Entries from a page text dataset -
'''

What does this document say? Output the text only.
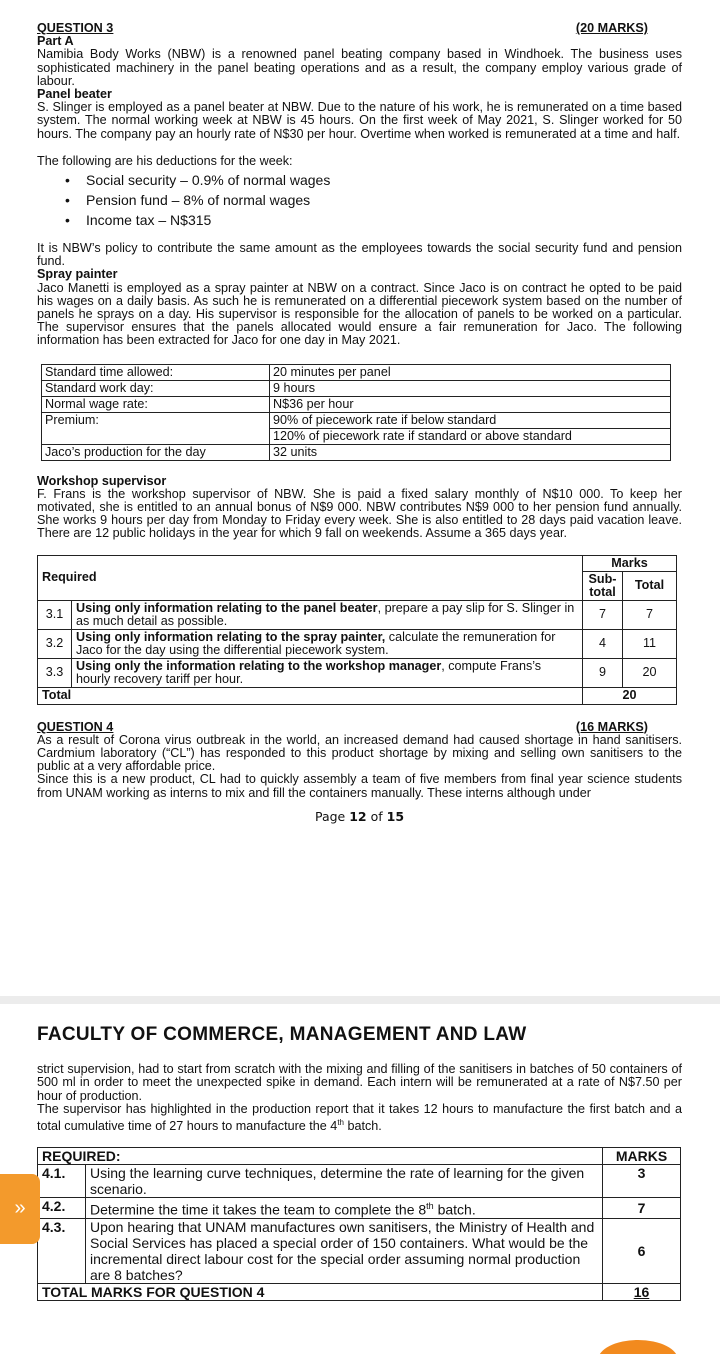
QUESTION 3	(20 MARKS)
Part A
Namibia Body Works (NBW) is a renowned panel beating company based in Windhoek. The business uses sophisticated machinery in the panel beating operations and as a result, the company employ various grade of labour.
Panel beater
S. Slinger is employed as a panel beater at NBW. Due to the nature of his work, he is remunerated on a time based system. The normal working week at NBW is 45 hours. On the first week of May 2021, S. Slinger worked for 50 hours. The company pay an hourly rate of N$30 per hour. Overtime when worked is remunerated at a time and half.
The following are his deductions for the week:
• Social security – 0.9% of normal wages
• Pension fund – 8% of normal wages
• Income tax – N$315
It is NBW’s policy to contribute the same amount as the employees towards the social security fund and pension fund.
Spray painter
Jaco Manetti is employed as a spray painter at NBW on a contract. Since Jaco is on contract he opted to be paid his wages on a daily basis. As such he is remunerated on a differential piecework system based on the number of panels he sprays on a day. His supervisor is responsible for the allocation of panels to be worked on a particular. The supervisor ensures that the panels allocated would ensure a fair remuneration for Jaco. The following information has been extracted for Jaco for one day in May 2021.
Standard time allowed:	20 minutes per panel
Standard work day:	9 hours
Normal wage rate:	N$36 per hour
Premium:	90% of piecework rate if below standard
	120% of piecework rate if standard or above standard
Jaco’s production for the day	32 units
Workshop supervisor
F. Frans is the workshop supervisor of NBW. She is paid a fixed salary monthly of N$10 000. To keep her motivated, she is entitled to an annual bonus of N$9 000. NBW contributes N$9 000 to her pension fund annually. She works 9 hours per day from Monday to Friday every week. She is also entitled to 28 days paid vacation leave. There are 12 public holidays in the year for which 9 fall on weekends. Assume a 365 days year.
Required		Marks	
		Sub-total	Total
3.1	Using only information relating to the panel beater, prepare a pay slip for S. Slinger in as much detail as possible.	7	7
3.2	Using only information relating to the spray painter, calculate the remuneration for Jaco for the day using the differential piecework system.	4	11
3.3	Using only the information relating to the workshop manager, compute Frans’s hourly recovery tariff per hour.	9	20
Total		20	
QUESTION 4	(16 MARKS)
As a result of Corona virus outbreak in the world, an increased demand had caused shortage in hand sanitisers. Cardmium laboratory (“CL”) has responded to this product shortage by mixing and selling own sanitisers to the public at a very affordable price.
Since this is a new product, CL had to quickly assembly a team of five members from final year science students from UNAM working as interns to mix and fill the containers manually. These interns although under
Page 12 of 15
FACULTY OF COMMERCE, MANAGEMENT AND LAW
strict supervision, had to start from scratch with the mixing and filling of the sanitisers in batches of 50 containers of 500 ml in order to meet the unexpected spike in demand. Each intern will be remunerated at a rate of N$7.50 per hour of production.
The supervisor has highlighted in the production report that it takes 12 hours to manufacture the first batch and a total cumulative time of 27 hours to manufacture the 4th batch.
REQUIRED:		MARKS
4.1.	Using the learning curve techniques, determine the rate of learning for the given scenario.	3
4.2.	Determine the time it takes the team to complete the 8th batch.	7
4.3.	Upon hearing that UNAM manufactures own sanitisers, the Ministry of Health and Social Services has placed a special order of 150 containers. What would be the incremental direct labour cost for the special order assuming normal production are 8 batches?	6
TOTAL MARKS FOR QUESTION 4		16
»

'''

What you return must match the records exactly, apart from the images, which are omitted.

Your solution -
What does this document say? Output the text only.
QUESTION 3	(20 MARKS)
Part A
Namibia Body Works (NBW) is a renowned panel beating company based in Windhoek. The business uses sophisticated machinery in the panel beating operations and as a result, the company employ various grade of labour.
Panel beater
S. Slinger is employed as a panel beater at NBW. Due to the nature of his work, he is remunerated on a time based system. The normal working week at NBW is 45 hours. On the first week of May 2021, S. Slinger worked for 50 hours. The company pay an hourly rate of N$30 per hour. Overtime when worked is remunerated at a time and half.
The following are his deductions for the week:
• Social security – 0.9% of normal wages
• Pension fund – 8% of normal wages
• Income tax – N$315
It is NBW’s policy to contribute the same amount as the employees towards the social security fund and pension fund.
Spray painter
Jaco Manetti is employed as a spray painter at NBW on a contract. Since Jaco is on contract he opted to be paid his wages on a daily basis. As such he is remunerated on a differential piecework system based on the number of panels he sprays on a day. His supervisor is responsible for the allocation of panels to be worked on a particular. The supervisor ensures that the panels allocated would ensure a fair remuneration for Jaco. The following information has been extracted for Jaco for one day in May 2021.
Standard time allowed:	20 minutes per panel
Standard work day:	9 hours
Normal wage rate:	N$36 per hour
Premium:	90% of piecework rate if below standard
	120% of piecework rate if standard or above standard
Jaco’s production for the day	32 units
Workshop supervisor
F. Frans is the workshop supervisor of NBW. She is paid a fixed salary monthly of N$10 000. To keep her motivated, she is entitled to an annual bonus of N$9 000. NBW contributes N$9 000 to her pension fund annually. She works 9 hours per day from Monday to Friday every week. She is also entitled to 28 days paid vacation leave. There are 12 public holidays in the year for which 9 fall on weekends. Assume a 365 days year.
Required		Marks	
		Sub-total	Total
3.1	Using only information relating to the panel beater, prepare a pay slip for S. Slinger in as much detail as possible.	7	7
3.2	Using only information relating to the spray painter, calculate the remuneration for Jaco for the day using the differential piecework system.	4	11
3.3	Using only the information relating to the workshop manager, compute Frans’s hourly recovery tariff per hour.	9	20
Total		20	
QUESTION 4	(16 MARKS)
As a result of Corona virus outbreak in the world, an increased demand had caused shortage in hand sanitisers. Cardmium laboratory (“CL”) has responded to this product shortage by mixing and selling own sanitisers to the public at a very affordable price.
Since this is a new product, CL had to quickly assembly a team of five members from final year science students from UNAM working as interns to mix and fill the containers manually. These interns although under
Page 12 of 15
FACULTY OF COMMERCE, MANAGEMENT AND LAW
strict supervision, had to start from scratch with the mixing and filling of the sanitisers in batches of 50 containers of 500 ml in order to meet the unexpected spike in demand. Each intern will be remunerated at a rate of N$7.50 per hour of production.
The supervisor has highlighted in the production report that it takes 12 hours to manufacture the first batch and a total cumulative time of 27 hours to manufacture the 4th batch.
REQUIRED:		MARKS
4.1.	Using the learning curve techniques, determine the rate of learning for the given scenario.	3
4.2.	Determine the time it takes the team to complete the 8th batch.	7
4.3.	Upon hearing that UNAM manufactures own sanitisers, the Ministry of Health and Social Services has placed a special order of 150 containers. What would be the incremental direct labour cost for the special order assuming normal production are 8 batches?	6
TOTAL MARKS FOR QUESTION 4		16
»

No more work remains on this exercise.